• [Dataset excerpt]:
- - - -
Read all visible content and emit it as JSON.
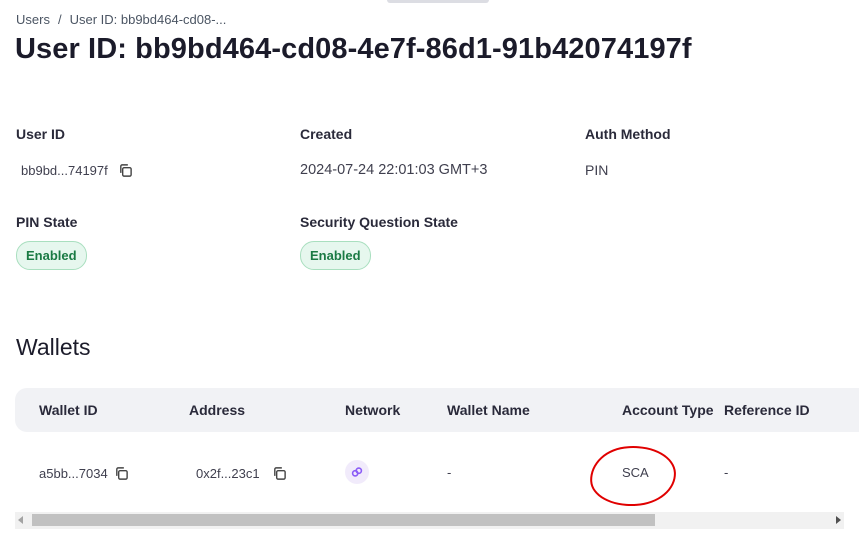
{
  "breadcrumb": {
    "root": "Users",
    "separator": "/",
    "current": "User ID: bb9bd464-cd08-..."
  },
  "title": "User ID: bb9bd464-cd08-4e7f-86d1-91b42074197f",
  "details": {
    "user_id": {
      "label": "User ID",
      "value": "bb9bd...74197f"
    },
    "created": {
      "label": "Created",
      "value": "2024-07-24 22:01:03 GMT+3"
    },
    "auth_method": {
      "label": "Auth Method",
      "value": "PIN"
    },
    "pin_state": {
      "label": "PIN State",
      "value": "Enabled"
    },
    "security_question_state": {
      "label": "Security Question State",
      "value": "Enabled"
    }
  },
  "wallets": {
    "title": "Wallets",
    "columns": [
      "Wallet ID",
      "Address",
      "Network",
      "Wallet Name",
      "Account Type",
      "Reference ID"
    ],
    "rows": [
      {
        "wallet_id": "a5bb...7034",
        "address": "0x2f...23c1",
        "network_icon": "link-icon",
        "wallet_name": "-",
        "account_type": "SCA",
        "reference_id": "-"
      }
    ]
  },
  "colors": {
    "badge_bg": "#e6f7ee",
    "badge_text": "#1a7a44",
    "network_icon": "#8b5cf6",
    "annotation": "#e00000"
  }
}
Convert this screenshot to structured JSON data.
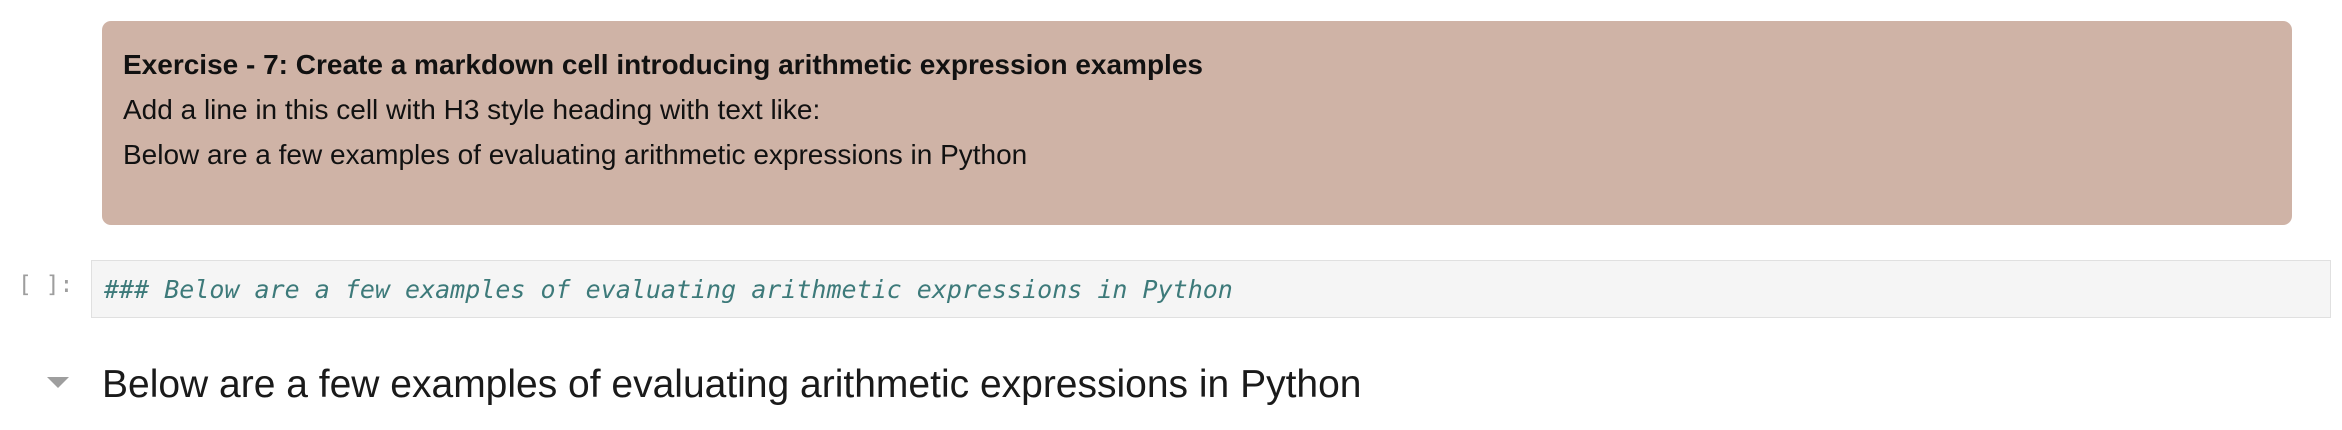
- - - -
• [Exercise goal]:
Transcribe every record above exactly as written, leaving out any pictures.

• [Output of the exercise]:
Read all visible content and emit it as JSON.
{
  "breadcrumb": {
    "root": "Users",
    "separator": "/",
    "current": "User ID: bb9bd464-cd08-..."
  },
  "title": "User ID: bb9bd464-cd08-4e7f-86d1-91b42074197f",
  "details": {
    "user_id": {
      "label": "User ID",
      "value": "bb9bd...74197f"
    },
    "created": {
      "label": "Created",
      "value": "2024-07-24 22:01:03 GMT+3"
    },
    "auth_method": {
      "label": "Auth Method",
      "value": "PIN"
    },
    "pin_state": {
      "label": "PIN State",
      "value": "Enabled"
    },
    "security_question_state": {
      "label": "Security Question State",
      "value": "Enabled"
    }
  },
  "wallets": {
    "title": "Wallets",
    "columns": [
      "Wallet ID",
      "Address",
      "Network",
      "Wallet Name",
      "Account Type",
      "Reference ID"
    ],
    "rows": [
      {
        "wallet_id": "a5bb...7034",
        "address": "0x2f...23c1",
        "network_icon": "link-icon",
        "wallet_name": "-",
        "account_type": "SCA",
        "reference_id": "-"
      }
    ]
  },
  "colors": {
    "badge_bg": "#e6f7ee",
    "badge_text": "#1a7a44",
    "network_icon": "#8b5cf6",
    "annotation": "#e00000"
  }
}
Convert this screenshot to structured JSON data.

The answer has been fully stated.